Find every line with the word "héréditaire" and give their count, nothing else.

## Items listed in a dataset
********

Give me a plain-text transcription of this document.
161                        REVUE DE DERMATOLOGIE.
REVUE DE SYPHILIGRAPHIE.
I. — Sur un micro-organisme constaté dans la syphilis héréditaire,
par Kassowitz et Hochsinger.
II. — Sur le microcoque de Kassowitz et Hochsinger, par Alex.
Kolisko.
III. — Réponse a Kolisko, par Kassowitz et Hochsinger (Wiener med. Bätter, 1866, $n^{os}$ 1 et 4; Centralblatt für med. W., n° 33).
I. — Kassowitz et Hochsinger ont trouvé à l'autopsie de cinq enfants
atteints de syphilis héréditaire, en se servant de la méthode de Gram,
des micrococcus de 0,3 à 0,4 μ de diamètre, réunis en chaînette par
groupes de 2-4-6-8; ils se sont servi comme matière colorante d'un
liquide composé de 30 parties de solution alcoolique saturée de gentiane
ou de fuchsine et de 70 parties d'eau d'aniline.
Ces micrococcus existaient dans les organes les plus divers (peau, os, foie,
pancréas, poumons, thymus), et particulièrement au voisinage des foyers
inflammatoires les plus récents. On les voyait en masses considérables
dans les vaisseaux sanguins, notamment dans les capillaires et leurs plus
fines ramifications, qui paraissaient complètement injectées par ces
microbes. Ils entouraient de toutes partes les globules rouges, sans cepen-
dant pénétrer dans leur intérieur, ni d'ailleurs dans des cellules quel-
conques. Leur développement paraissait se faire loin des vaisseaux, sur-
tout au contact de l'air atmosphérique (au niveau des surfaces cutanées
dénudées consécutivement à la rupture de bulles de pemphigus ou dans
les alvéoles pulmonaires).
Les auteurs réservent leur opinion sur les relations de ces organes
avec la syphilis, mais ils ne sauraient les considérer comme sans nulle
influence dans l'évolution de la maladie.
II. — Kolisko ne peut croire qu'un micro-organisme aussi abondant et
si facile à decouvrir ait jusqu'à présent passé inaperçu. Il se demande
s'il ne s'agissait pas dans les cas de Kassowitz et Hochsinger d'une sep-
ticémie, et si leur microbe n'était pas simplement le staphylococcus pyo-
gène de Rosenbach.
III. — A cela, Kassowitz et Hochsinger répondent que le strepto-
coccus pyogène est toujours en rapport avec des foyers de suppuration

********

## THE OUTPUT
2